Leave out the pictures and copy everything else below exactly.
┏━━
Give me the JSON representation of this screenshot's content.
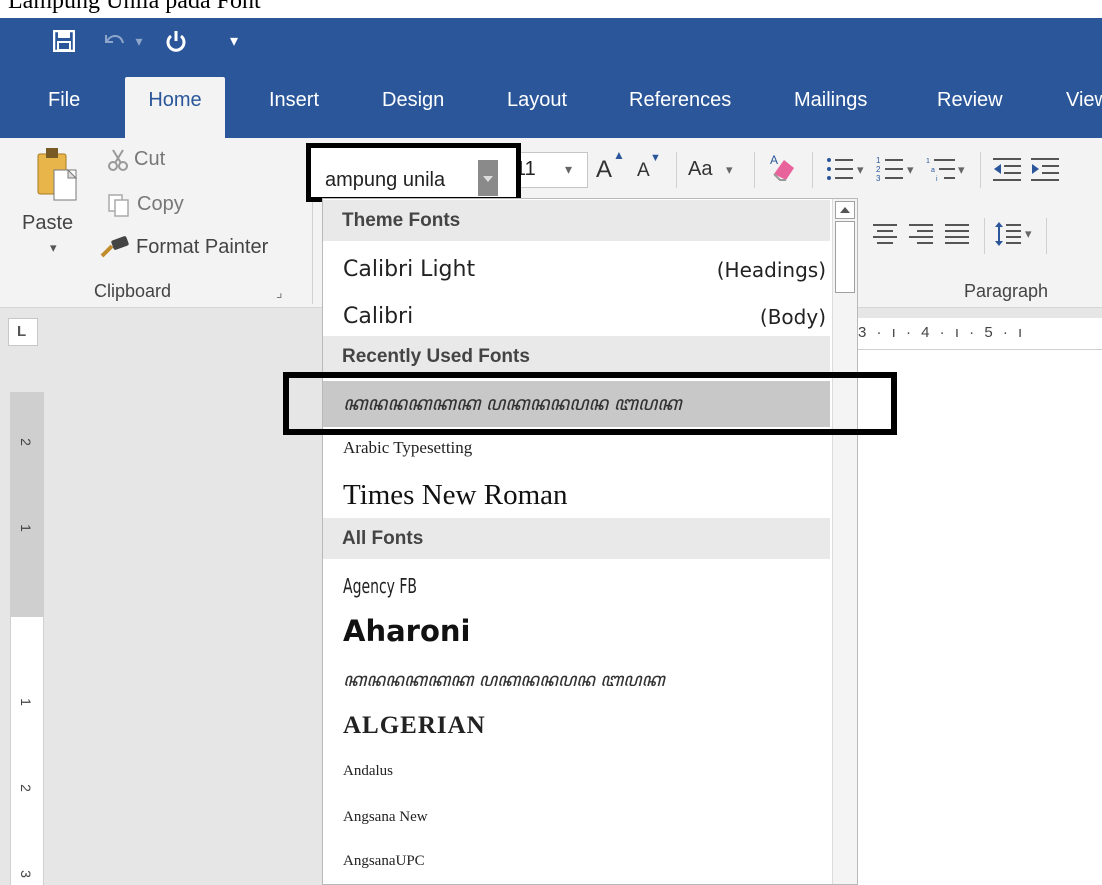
{
  "page": {
    "caption": "Lampung Unila pada Font"
  },
  "qat": {
    "more_glyph": "▾"
  },
  "tabs": [
    "File",
    "Home",
    "Insert",
    "Design",
    "Layout",
    "References",
    "Mailings",
    "Review",
    "View"
  ],
  "clipboard": {
    "paste_label": "Paste",
    "paste_arrow": "▾",
    "cut_label": "Cut",
    "copy_label": "Copy",
    "format_painter_label": "Format Painter",
    "group_label": "Clipboard",
    "launcher_glyph": "⌟"
  },
  "font": {
    "name_value": "ampung unila",
    "size_value": "11",
    "grow_label": "A",
    "shrink_label": "A",
    "case_label": "Aa",
    "dropdown_glyph": "▾"
  },
  "paragraph": {
    "group_label": "Paragraph"
  },
  "ruler": {
    "corner": "L",
    "h_marks": "3 · ı · 4 · ı · 5 · ı",
    "v_marks": [
      "2",
      "1",
      "1",
      "2",
      "3"
    ]
  },
  "font_list": {
    "headers": {
      "theme": "Theme Fonts",
      "recent": "Recently Used Fonts",
      "all": "All Fonts"
    },
    "theme_fonts": [
      {
        "name": "Calibri Light",
        "tag": "(Headings)"
      },
      {
        "name": "Calibri",
        "tag": "(Body)"
      }
    ],
    "recent_fonts": [
      {
        "name": "𐀀 Lampung Unila",
        "display": "ꦏꦤꦤꦏꦏꦏ ꦥꦏꦤꦤꦥꦤ ꦧꦥꦏ",
        "selected": true
      },
      {
        "name": "Arabic Typesetting"
      },
      {
        "name": "Times New Roman"
      }
    ],
    "all_fonts": [
      "Agency FB",
      "Aharoni",
      "ꦏꦤꦤꦏꦏꦏ ꦥꦏꦤꦤꦥꦤ ꦧꦥꦏ",
      "ALGERIAN",
      "Andalus",
      "Angsana New",
      "AngsanaUPC"
    ]
  },
  "colors": {
    "ribbon_blue": "#2b579a",
    "ribbon_bg": "#f3f3f3",
    "selected_row": "#c8c8c8",
    "highlight_border": "#000000"
  }
}
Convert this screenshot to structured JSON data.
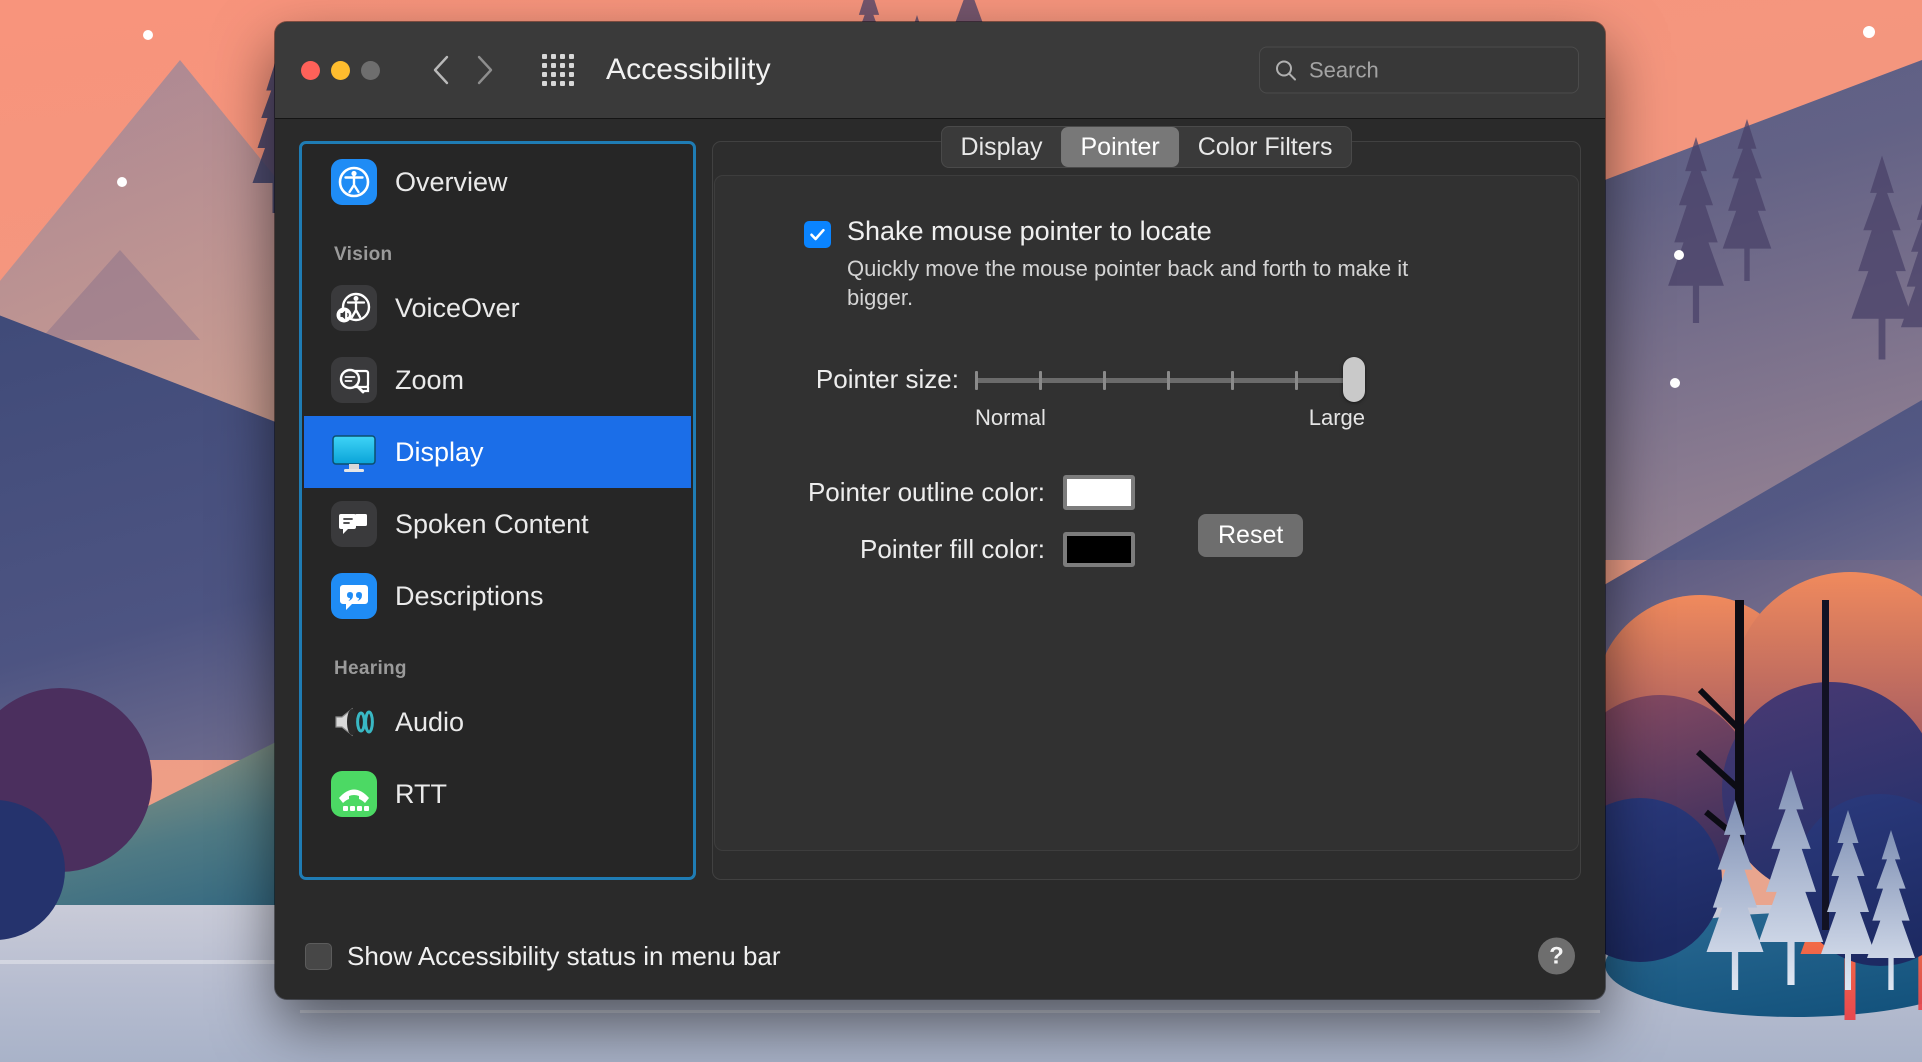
┗━━
◆ **EXERCISE OUTPUT**
Give me the JSON representation of this screenshot's content.
{
  "page": {
    "caption": "Lampung Unila pada Font"
  },
  "qat": {
    "more_glyph": "▾"
  },
  "tabs": [
    "File",
    "Home",
    "Insert",
    "Design",
    "Layout",
    "References",
    "Mailings",
    "Review",
    "View"
  ],
  "clipboard": {
    "paste_label": "Paste",
    "paste_arrow": "▾",
    "cut_label": "Cut",
    "copy_label": "Copy",
    "format_painter_label": "Format Painter",
    "group_label": "Clipboard",
    "launcher_glyph": "⌟"
  },
  "font": {
    "name_value": "ampung unila",
    "size_value": "11",
    "grow_label": "A",
    "shrink_label": "A",
    "case_label": "Aa",
    "dropdown_glyph": "▾"
  },
  "paragraph": {
    "group_label": "Paragraph"
  },
  "ruler": {
    "corner": "L",
    "h_marks": "3 · ı · 4 · ı · 5 · ı",
    "v_marks": [
      "2",
      "1",
      "1",
      "2",
      "3"
    ]
  },
  "font_list": {
    "headers": {
      "theme": "Theme Fonts",
      "recent": "Recently Used Fonts",
      "all": "All Fonts"
    },
    "theme_fonts": [
      {
        "name": "Calibri Light",
        "tag": "(Headings)"
      },
      {
        "name": "Calibri",
        "tag": "(Body)"
      }
    ],
    "recent_fonts": [
      {
        "name": "𐀀 Lampung Unila",
        "display": "ꦏꦤꦤꦏꦏꦏ ꦥꦏꦤꦤꦥꦤ ꦧꦥꦏ",
        "selected": true
      },
      {
        "name": "Arabic Typesetting"
      },
      {
        "name": "Times New Roman"
      }
    ],
    "all_fonts": [
      "Agency FB",
      "Aharoni",
      "ꦏꦤꦤꦏꦏꦏ ꦥꦏꦤꦤꦥꦤ ꦧꦥꦏ",
      "ALGERIAN",
      "Andalus",
      "Angsana New",
      "AngsanaUPC"
    ]
  },
  "colors": {
    "ribbon_blue": "#2b579a",
    "ribbon_bg": "#f3f3f3",
    "selected_row": "#c8c8c8",
    "highlight_border": "#000000"
  }
}
Convert this screenshot to structured JSON data.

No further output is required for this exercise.